**Material for this task**
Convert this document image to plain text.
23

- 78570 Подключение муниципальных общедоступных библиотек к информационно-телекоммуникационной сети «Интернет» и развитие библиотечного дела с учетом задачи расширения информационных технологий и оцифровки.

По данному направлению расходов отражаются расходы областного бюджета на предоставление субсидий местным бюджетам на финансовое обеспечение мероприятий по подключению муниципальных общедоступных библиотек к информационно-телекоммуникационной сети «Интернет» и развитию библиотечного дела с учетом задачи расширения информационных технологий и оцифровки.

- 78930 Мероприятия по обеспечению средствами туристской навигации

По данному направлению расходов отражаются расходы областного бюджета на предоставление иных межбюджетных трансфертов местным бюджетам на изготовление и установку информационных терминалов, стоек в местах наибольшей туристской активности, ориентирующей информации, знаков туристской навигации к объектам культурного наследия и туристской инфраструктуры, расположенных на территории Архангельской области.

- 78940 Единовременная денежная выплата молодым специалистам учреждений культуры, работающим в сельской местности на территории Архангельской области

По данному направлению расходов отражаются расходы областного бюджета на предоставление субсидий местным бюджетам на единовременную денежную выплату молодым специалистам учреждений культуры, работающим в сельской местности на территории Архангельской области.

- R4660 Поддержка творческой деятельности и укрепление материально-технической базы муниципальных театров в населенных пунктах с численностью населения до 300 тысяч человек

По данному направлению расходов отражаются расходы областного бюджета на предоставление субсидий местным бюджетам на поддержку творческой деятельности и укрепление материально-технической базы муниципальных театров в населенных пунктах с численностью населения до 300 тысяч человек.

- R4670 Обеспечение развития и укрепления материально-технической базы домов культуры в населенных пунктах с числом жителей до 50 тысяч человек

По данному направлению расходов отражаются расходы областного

**Problem requirements**
Check every line of the listing for the string "молодым" and report how many lines have it, as a number alone.

**Worked answer**
2